- **What the task asks**
Repeat every record below exactly, but leave out any pictures.

- **Dataset entries**
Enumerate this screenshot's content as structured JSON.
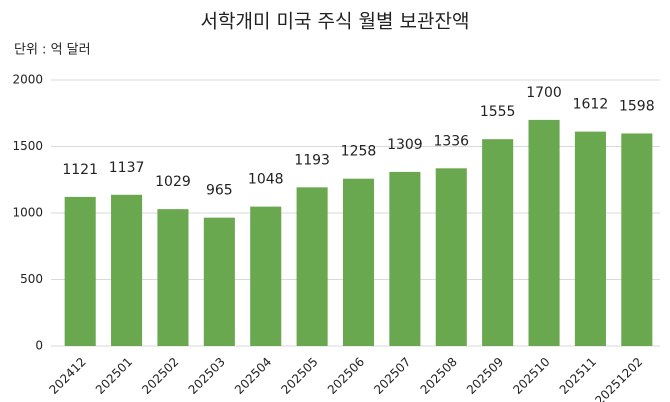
{
  "chart_data": {
    "type": "bar",
    "title": "서학개미 미국 주식 월별 보관잔액",
    "subtitle": "단위 : 억 달러",
    "categories": [
      "202412",
      "202501",
      "202502",
      "202503",
      "202504",
      "202505",
      "202506",
      "202507",
      "202508",
      "202509",
      "202510",
      "202511",
      "20251202"
    ],
    "values": [
      1121,
      1137,
      1029,
      965,
      1048,
      1193,
      1258,
      1309,
      1336,
      1555,
      1700,
      1612,
      1598
    ],
    "color": "#6aa84f",
    "ylim": [
      0,
      2000
    ],
    "yticks": [
      0,
      500,
      1000,
      1500,
      2000
    ],
    "grid": true
  }
}
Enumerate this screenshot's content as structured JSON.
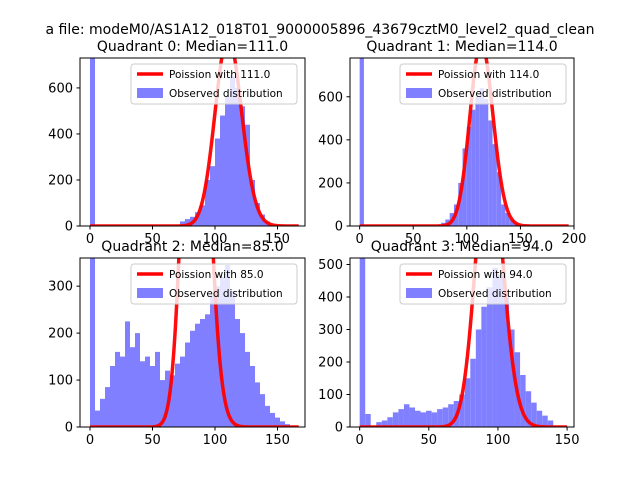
{
  "figure": {
    "suptitle": "a file: modeM0/AS1A12_018T01_9000005896_43679cztM0_level2_quad_clean"
  },
  "colors": {
    "poisson_line": "#ff0000",
    "observed_fill": "#7f7fff",
    "background": "#ffffff",
    "axis": "#000000"
  },
  "chart_data": [
    {
      "type": "bar",
      "title": "Quadrant 0: Median=111.0",
      "median": 111.0,
      "xlim": [
        -8,
        172
      ],
      "ylim": [
        0,
        730
      ],
      "xticks": [
        0,
        50,
        100,
        150
      ],
      "yticks": [
        0,
        200,
        400,
        600
      ],
      "legend_position": "upper right",
      "legend": [
        "Poission with 111.0",
        "Observed distribution"
      ],
      "series": [
        {
          "name": "Poission with 111.0",
          "type": "line"
        },
        {
          "name": "Observed distribution",
          "type": "histogram",
          "bin_width": 4,
          "bins": [
            [
              0,
              730
            ],
            [
              72,
              20
            ],
            [
              76,
              30
            ],
            [
              80,
              40
            ],
            [
              84,
              60
            ],
            [
              88,
              90
            ],
            [
              92,
              200
            ],
            [
              96,
              260
            ],
            [
              100,
              380
            ],
            [
              104,
              480
            ],
            [
              108,
              560
            ],
            [
              112,
              650
            ],
            [
              116,
              600
            ],
            [
              120,
              520
            ],
            [
              124,
              440
            ],
            [
              128,
              200
            ],
            [
              132,
              100
            ],
            [
              136,
              50
            ],
            [
              140,
              20
            ]
          ]
        }
      ]
    },
    {
      "type": "bar",
      "title": "Quadrant 1: Median=114.0",
      "median": 114.0,
      "xlim": [
        -9,
        200
      ],
      "ylim": [
        0,
        780
      ],
      "xticks": [
        0,
        50,
        100,
        150,
        200
      ],
      "yticks": [
        0,
        200,
        400,
        600
      ],
      "legend_position": "upper right",
      "legend": [
        "Poission with 114.0",
        "Observed distribution"
      ],
      "series": [
        {
          "name": "Poission with 114.0",
          "type": "line"
        },
        {
          "name": "Observed distribution",
          "type": "histogram",
          "bin_width": 4,
          "bins": [
            [
              0,
              780
            ],
            [
              76,
              15
            ],
            [
              80,
              30
            ],
            [
              84,
              60
            ],
            [
              88,
              100
            ],
            [
              92,
              200
            ],
            [
              96,
              360
            ],
            [
              100,
              460
            ],
            [
              104,
              540
            ],
            [
              108,
              600
            ],
            [
              112,
              640
            ],
            [
              116,
              590
            ],
            [
              120,
              490
            ],
            [
              124,
              380
            ],
            [
              128,
              250
            ],
            [
              132,
              100
            ],
            [
              136,
              60
            ],
            [
              140,
              30
            ],
            [
              144,
              15
            ]
          ]
        }
      ]
    },
    {
      "type": "bar",
      "title": "Quadrant 2: Median=85.0",
      "median": 85.0,
      "xlim": [
        -8,
        172
      ],
      "ylim": [
        0,
        360
      ],
      "xticks": [
        0,
        50,
        100,
        150
      ],
      "yticks": [
        0,
        100,
        200,
        300
      ],
      "legend_position": "upper right",
      "legend": [
        "Poission with 85.0",
        "Observed distribution"
      ],
      "series": [
        {
          "name": "Poission with 85.0",
          "type": "line"
        },
        {
          "name": "Observed distribution",
          "type": "histogram",
          "bin_width": 4,
          "bins": [
            [
              0,
              360
            ],
            [
              4,
              35
            ],
            [
              8,
              60
            ],
            [
              12,
              85
            ],
            [
              16,
              130
            ],
            [
              20,
              160
            ],
            [
              24,
              150
            ],
            [
              28,
              225
            ],
            [
              32,
              170
            ],
            [
              36,
              200
            ],
            [
              40,
              140
            ],
            [
              44,
              150
            ],
            [
              48,
              130
            ],
            [
              52,
              160
            ],
            [
              56,
              100
            ],
            [
              60,
              120
            ],
            [
              64,
              110
            ],
            [
              68,
              135
            ],
            [
              72,
              150
            ],
            [
              76,
              180
            ],
            [
              80,
              205
            ],
            [
              84,
              220
            ],
            [
              88,
              230
            ],
            [
              92,
              240
            ],
            [
              96,
              280
            ],
            [
              100,
              300
            ],
            [
              104,
              320
            ],
            [
              108,
              345
            ],
            [
              112,
              290
            ],
            [
              116,
              230
            ],
            [
              120,
              200
            ],
            [
              124,
              160
            ],
            [
              128,
              130
            ],
            [
              132,
              95
            ],
            [
              136,
              70
            ],
            [
              140,
              45
            ],
            [
              144,
              30
            ],
            [
              148,
              20
            ],
            [
              152,
              12
            ],
            [
              156,
              6
            ]
          ]
        }
      ]
    },
    {
      "type": "bar",
      "title": "Quadrant 3: Median=94.0",
      "median": 94.0,
      "xlim": [
        -7,
        155
      ],
      "ylim": [
        0,
        520
      ],
      "xticks": [
        0,
        50,
        100,
        150
      ],
      "yticks": [
        0,
        100,
        200,
        300,
        400,
        500
      ],
      "legend_position": "upper right",
      "legend": [
        "Poission with 94.0",
        "Observed distribution"
      ],
      "series": [
        {
          "name": "Poission with 94.0",
          "type": "line"
        },
        {
          "name": "Observed distribution",
          "type": "histogram",
          "bin_width": 4,
          "bins": [
            [
              0,
              520
            ],
            [
              4,
              40
            ],
            [
              12,
              15
            ],
            [
              16,
              20
            ],
            [
              20,
              30
            ],
            [
              24,
              45
            ],
            [
              28,
              55
            ],
            [
              32,
              70
            ],
            [
              36,
              60
            ],
            [
              40,
              50
            ],
            [
              44,
              45
            ],
            [
              48,
              50
            ],
            [
              52,
              45
            ],
            [
              56,
              55
            ],
            [
              60,
              60
            ],
            [
              64,
              70
            ],
            [
              68,
              80
            ],
            [
              72,
              100
            ],
            [
              76,
              150
            ],
            [
              80,
              210
            ],
            [
              84,
              300
            ],
            [
              88,
              370
            ],
            [
              92,
              430
            ],
            [
              96,
              490
            ],
            [
              100,
              470
            ],
            [
              104,
              400
            ],
            [
              108,
              300
            ],
            [
              112,
              230
            ],
            [
              116,
              160
            ],
            [
              120,
              110
            ],
            [
              124,
              75
            ],
            [
              128,
              50
            ],
            [
              132,
              35
            ],
            [
              136,
              20
            ]
          ]
        }
      ]
    }
  ]
}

- **Response to this exercise**
Enumerate this screenshot's content as structured JSON.
{
  "chart_data": {
    "type": "bar",
    "title": "서학개미 미국 주식 월별 보관잔액",
    "subtitle": "단위 : 억 달러",
    "categories": [
      "202412",
      "202501",
      "202502",
      "202503",
      "202504",
      "202505",
      "202506",
      "202507",
      "202508",
      "202509",
      "202510",
      "202511",
      "20251202"
    ],
    "values": [
      1121,
      1137,
      1029,
      965,
      1048,
      1193,
      1258,
      1309,
      1336,
      1555,
      1700,
      1612,
      1598
    ],
    "color": "#6aa84f",
    "ylim": [
      0,
      2000
    ],
    "yticks": [
      0,
      500,
      1000,
      1500,
      2000
    ],
    "grid": true
  }
}
Enumerate this screenshot's content as structured JSON.
{
  "figure": {
    "suptitle": "a file: modeM0/AS1A12_018T01_9000005896_43679cztM0_level2_quad_clean"
  },
  "colors": {
    "poisson_line": "#ff0000",
    "observed_fill": "#7f7fff",
    "background": "#ffffff",
    "axis": "#000000"
  },
  "chart_data": [
    {
      "type": "bar",
      "title": "Quadrant 0: Median=111.0",
      "median": 111.0,
      "xlim": [
        -8,
        172
      ],
      "ylim": [
        0,
        730
      ],
      "xticks": [
        0,
        50,
        100,
        150
      ],
      "yticks": [
        0,
        200,
        400,
        600
      ],
      "legend_position": "upper right",
      "legend": [
        "Poission with 111.0",
        "Observed distribution"
      ],
      "series": [
        {
          "name": "Poission with 111.0",
          "type": "line"
        },
        {
          "name": "Observed distribution",
          "type": "histogram",
          "bin_width": 4,
          "bins": [
            [
              0,
              730
            ],
            [
              72,
              20
            ],
            [
              76,
              30
            ],
            [
              80,
              40
            ],
            [
              84,
              60
            ],
            [
              88,
              90
            ],
            [
              92,
              200
            ],
            [
              96,
              260
            ],
            [
              100,
              380
            ],
            [
              104,
              480
            ],
            [
              108,
              560
            ],
            [
              112,
              650
            ],
            [
              116,
              600
            ],
            [
              120,
              520
            ],
            [
              124,
              440
            ],
            [
              128,
              200
            ],
            [
              132,
              100
            ],
            [
              136,
              50
            ],
            [
              140,
              20
            ]
          ]
        }
      ]
    },
    {
      "type": "bar",
      "title": "Quadrant 1: Median=114.0",
      "median": 114.0,
      "xlim": [
        -9,
        200
      ],
      "ylim": [
        0,
        780
      ],
      "xticks": [
        0,
        50,
        100,
        150,
        200
      ],
      "yticks": [
        0,
        200,
        400,
        600
      ],
      "legend_position": "upper right",
      "legend": [
        "Poission with 114.0",
        "Observed distribution"
      ],
      "series": [
        {
          "name": "Poission with 114.0",
          "type": "line"
        },
        {
          "name": "Observed distribution",
          "type": "histogram",
          "bin_width": 4,
          "bins": [
            [
              0,
              780
            ],
            [
              76,
              15
            ],
            [
              80,
              30
            ],
            [
              84,
              60
            ],
            [
              88,
              100
            ],
            [
              92,
              200
            ],
            [
              96,
              360
            ],
            [
              100,
              460
            ],
            [
              104,
              540
            ],
            [
              108,
              600
            ],
            [
              112,
              640
            ],
            [
              116,
              590
            ],
            [
              120,
              490
            ],
            [
              124,
              380
            ],
            [
              128,
              250
            ],
            [
              132,
              100
            ],
            [
              136,
              60
            ],
            [
              140,
              30
            ],
            [
              144,
              15
            ]
          ]
        }
      ]
    },
    {
      "type": "bar",
      "title": "Quadrant 2: Median=85.0",
      "median": 85.0,
      "xlim": [
        -8,
        172
      ],
      "ylim": [
        0,
        360
      ],
      "xticks": [
        0,
        50,
        100,
        150
      ],
      "yticks": [
        0,
        100,
        200,
        300
      ],
      "legend_position": "upper right",
      "legend": [
        "Poission with 85.0",
        "Observed distribution"
      ],
      "series": [
        {
          "name": "Poission with 85.0",
          "type": "line"
        },
        {
          "name": "Observed distribution",
          "type": "histogram",
          "bin_width": 4,
          "bins": [
            [
              0,
              360
            ],
            [
              4,
              35
            ],
            [
              8,
              60
            ],
            [
              12,
              85
            ],
            [
              16,
              130
            ],
            [
              20,
              160
            ],
            [
              24,
              150
            ],
            [
              28,
              225
            ],
            [
              32,
              170
            ],
            [
              36,
              200
            ],
            [
              40,
              140
            ],
            [
              44,
              150
            ],
            [
              48,
              130
            ],
            [
              52,
              160
            ],
            [
              56,
              100
            ],
            [
              60,
              120
            ],
            [
              64,
              110
            ],
            [
              68,
              135
            ],
            [
              72,
              150
            ],
            [
              76,
              180
            ],
            [
              80,
              205
            ],
            [
              84,
              220
            ],
            [
              88,
              230
            ],
            [
              92,
              240
            ],
            [
              96,
              280
            ],
            [
              100,
              300
            ],
            [
              104,
              320
            ],
            [
              108,
              345
            ],
            [
              112,
              290
            ],
            [
              116,
              230
            ],
            [
              120,
              200
            ],
            [
              124,
              160
            ],
            [
              128,
              130
            ],
            [
              132,
              95
            ],
            [
              136,
              70
            ],
            [
              140,
              45
            ],
            [
              144,
              30
            ],
            [
              148,
              20
            ],
            [
              152,
              12
            ],
            [
              156,
              6
            ]
          ]
        }
      ]
    },
    {
      "type": "bar",
      "title": "Quadrant 3: Median=94.0",
      "median": 94.0,
      "xlim": [
        -7,
        155
      ],
      "ylim": [
        0,
        520
      ],
      "xticks": [
        0,
        50,
        100,
        150
      ],
      "yticks": [
        0,
        100,
        200,
        300,
        400,
        500
      ],
      "legend_position": "upper right",
      "legend": [
        "Poission with 94.0",
        "Observed distribution"
      ],
      "series": [
        {
          "name": "Poission with 94.0",
          "type": "line"
        },
        {
          "name": "Observed distribution",
          "type": "histogram",
          "bin_width": 4,
          "bins": [
            [
              0,
              520
            ],
            [
              4,
              40
            ],
            [
              12,
              15
            ],
            [
              16,
              20
            ],
            [
              20,
              30
            ],
            [
              24,
              45
            ],
            [
              28,
              55
            ],
            [
              32,
              70
            ],
            [
              36,
              60
            ],
            [
              40,
              50
            ],
            [
              44,
              45
            ],
            [
              48,
              50
            ],
            [
              52,
              45
            ],
            [
              56,
              55
            ],
            [
              60,
              60
            ],
            [
              64,
              70
            ],
            [
              68,
              80
            ],
            [
              72,
              100
            ],
            [
              76,
              150
            ],
            [
              80,
              210
            ],
            [
              84,
              300
            ],
            [
              88,
              370
            ],
            [
              92,
              430
            ],
            [
              96,
              490
            ],
            [
              100,
              470
            ],
            [
              104,
              400
            ],
            [
              108,
              300
            ],
            [
              112,
              230
            ],
            [
              116,
              160
            ],
            [
              120,
              110
            ],
            [
              124,
              75
            ],
            [
              128,
              50
            ],
            [
              132,
              35
            ],
            [
              136,
              20
            ]
          ]
        }
      ]
    }
  ]
}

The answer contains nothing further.